Scan the records for the string "Плотн"; copy each line where it occurs.
● ● ● ● ●
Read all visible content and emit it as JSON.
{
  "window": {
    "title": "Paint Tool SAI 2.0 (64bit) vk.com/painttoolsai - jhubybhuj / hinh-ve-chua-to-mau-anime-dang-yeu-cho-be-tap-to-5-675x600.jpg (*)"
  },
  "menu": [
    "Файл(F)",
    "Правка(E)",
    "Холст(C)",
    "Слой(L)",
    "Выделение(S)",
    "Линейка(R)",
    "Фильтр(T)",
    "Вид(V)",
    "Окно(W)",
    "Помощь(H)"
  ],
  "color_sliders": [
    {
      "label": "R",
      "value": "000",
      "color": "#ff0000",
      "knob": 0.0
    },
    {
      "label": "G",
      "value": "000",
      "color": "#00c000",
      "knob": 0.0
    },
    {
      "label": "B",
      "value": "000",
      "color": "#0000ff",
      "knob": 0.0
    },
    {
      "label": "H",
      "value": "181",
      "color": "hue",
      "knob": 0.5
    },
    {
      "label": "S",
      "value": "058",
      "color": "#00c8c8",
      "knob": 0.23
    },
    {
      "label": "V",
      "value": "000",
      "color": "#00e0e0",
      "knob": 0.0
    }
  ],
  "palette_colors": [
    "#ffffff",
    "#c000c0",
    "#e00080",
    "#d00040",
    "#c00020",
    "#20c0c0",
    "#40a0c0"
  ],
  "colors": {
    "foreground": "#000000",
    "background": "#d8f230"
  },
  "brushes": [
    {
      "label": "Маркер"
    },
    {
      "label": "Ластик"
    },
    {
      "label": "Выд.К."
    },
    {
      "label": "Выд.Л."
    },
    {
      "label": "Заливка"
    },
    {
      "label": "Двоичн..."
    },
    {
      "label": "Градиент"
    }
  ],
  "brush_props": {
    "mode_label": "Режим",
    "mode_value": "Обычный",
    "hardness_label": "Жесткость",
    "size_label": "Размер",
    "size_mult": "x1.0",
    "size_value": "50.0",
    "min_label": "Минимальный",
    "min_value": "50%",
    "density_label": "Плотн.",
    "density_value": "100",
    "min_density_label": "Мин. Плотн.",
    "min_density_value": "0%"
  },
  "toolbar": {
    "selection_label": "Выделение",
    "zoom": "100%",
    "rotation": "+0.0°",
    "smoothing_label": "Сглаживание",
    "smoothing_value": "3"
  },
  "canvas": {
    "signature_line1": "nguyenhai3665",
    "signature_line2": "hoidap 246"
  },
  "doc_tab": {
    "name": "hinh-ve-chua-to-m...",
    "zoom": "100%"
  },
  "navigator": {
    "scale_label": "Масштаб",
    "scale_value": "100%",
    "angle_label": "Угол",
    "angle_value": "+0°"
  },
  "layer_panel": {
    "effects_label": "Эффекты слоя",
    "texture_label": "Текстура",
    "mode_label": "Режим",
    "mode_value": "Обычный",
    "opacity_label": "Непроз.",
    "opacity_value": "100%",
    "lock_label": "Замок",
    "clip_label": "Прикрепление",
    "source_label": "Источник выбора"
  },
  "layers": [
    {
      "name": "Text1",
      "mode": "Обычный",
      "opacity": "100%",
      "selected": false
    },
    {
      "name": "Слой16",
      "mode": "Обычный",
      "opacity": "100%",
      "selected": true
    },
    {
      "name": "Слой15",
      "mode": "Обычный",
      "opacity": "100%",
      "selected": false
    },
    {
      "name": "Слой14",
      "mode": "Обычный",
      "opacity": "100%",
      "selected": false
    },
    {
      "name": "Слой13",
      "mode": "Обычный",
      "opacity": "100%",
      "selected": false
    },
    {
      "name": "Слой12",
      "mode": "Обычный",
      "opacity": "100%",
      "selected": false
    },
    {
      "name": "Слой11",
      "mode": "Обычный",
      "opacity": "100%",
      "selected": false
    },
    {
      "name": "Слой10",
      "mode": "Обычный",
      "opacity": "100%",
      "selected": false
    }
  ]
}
● ● ● ● ●
Finished answer ::
    "density_label": "Плотн.",
    "min_density_label": "Мин. Плотн.",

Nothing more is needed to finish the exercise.